→ **SHORT TASK**
Search the material for the string "temperature", then return every line where it is found.

→ **Records from a collection of figures**
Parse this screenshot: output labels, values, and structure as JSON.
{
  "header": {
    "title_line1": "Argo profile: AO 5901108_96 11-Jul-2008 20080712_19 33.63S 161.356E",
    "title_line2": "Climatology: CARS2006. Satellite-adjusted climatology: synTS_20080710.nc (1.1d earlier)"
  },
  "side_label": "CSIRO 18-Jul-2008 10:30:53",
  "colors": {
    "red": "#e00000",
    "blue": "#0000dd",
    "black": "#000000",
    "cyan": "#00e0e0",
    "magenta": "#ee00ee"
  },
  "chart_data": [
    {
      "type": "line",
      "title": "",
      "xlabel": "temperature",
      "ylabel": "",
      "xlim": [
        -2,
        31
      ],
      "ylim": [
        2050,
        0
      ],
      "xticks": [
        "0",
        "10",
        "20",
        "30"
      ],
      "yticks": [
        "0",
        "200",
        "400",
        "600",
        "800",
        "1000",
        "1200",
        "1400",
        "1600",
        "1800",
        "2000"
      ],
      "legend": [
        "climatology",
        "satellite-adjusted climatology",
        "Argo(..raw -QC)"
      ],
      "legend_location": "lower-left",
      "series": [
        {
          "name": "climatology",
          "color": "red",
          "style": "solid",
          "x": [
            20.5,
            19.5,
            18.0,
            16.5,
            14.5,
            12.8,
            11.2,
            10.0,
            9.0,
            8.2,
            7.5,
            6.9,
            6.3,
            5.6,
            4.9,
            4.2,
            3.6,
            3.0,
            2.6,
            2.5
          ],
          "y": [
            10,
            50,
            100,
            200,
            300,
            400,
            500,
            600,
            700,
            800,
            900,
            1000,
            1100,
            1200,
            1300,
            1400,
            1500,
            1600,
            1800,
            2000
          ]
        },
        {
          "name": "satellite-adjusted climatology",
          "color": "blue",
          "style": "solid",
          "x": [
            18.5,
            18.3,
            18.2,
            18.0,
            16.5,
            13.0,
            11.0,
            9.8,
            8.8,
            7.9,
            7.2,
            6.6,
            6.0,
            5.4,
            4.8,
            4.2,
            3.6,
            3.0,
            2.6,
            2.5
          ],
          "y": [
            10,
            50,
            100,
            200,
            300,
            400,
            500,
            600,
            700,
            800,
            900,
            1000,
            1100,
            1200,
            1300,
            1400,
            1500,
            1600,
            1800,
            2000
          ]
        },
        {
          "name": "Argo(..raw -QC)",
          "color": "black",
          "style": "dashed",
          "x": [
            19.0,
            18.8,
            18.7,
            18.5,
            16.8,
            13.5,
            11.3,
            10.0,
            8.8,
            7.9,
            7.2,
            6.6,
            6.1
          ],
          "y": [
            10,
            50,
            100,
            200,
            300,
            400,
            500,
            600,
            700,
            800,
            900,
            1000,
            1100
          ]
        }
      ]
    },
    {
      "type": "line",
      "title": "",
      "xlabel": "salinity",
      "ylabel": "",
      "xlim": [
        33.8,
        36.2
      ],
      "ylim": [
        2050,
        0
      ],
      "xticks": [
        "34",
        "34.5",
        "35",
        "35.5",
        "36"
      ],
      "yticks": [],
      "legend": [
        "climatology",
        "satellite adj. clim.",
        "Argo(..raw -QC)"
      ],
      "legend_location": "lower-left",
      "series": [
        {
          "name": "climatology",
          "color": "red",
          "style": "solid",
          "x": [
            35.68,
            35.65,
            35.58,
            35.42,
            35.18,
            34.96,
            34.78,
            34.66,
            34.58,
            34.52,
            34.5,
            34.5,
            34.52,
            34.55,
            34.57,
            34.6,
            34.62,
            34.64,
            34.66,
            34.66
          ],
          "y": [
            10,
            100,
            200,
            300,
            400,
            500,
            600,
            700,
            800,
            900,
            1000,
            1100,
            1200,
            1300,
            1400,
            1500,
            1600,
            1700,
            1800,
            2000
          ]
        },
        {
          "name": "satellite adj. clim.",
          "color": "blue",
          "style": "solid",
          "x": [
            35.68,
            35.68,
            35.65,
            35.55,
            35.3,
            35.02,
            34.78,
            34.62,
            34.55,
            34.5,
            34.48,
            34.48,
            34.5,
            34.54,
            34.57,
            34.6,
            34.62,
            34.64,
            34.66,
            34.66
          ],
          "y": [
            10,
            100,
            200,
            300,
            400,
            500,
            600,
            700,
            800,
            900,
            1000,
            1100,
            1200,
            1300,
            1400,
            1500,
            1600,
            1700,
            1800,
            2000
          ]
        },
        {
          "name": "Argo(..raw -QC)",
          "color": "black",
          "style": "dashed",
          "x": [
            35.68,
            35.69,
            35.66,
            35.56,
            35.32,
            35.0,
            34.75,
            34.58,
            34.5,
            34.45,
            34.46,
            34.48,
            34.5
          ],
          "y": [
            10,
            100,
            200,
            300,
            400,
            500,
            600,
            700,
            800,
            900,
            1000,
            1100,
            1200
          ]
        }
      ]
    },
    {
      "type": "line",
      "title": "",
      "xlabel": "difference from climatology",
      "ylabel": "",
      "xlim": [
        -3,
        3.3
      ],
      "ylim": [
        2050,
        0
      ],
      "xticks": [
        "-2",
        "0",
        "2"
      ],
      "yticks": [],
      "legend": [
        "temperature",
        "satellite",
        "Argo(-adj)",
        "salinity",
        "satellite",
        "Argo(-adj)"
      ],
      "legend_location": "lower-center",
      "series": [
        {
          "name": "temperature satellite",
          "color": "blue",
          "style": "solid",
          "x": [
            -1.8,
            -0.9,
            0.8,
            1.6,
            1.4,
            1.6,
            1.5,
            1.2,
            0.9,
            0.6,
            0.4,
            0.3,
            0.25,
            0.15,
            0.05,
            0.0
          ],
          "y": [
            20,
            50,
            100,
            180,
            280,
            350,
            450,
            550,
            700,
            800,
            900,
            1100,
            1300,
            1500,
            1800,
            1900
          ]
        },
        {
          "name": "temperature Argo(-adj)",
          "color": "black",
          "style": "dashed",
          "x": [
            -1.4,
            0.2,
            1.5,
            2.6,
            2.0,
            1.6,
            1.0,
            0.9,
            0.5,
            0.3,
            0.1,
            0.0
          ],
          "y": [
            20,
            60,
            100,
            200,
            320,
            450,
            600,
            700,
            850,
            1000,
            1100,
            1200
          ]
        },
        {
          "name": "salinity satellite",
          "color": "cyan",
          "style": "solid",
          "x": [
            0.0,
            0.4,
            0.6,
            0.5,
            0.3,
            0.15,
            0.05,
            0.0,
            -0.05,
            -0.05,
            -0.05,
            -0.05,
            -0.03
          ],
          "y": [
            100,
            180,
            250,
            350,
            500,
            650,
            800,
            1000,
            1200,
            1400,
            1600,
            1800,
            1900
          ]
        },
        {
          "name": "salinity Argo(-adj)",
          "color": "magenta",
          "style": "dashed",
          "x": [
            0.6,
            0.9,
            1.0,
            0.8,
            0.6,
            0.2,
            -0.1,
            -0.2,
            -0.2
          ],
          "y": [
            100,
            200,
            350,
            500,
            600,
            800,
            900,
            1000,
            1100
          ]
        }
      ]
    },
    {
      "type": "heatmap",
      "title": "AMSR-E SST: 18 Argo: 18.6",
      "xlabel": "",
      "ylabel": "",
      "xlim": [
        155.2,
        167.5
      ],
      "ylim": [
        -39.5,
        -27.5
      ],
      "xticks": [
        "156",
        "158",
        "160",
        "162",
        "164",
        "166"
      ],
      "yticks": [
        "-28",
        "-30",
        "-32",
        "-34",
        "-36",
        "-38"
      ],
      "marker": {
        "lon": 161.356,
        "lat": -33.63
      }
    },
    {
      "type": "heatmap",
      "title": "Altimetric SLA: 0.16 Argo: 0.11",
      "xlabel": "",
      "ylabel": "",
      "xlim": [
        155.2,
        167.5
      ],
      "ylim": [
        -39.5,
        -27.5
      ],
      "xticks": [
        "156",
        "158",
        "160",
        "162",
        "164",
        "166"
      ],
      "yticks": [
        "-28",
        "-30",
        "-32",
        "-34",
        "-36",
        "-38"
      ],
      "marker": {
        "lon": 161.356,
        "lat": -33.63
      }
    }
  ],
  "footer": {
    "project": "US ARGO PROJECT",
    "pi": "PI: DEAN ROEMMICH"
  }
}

→ **FINAL RESULT**
      "xlabel": "temperature",
        "temperature",
          "name": "temperature satellite",
          "name": "temperature Argo(-adj)",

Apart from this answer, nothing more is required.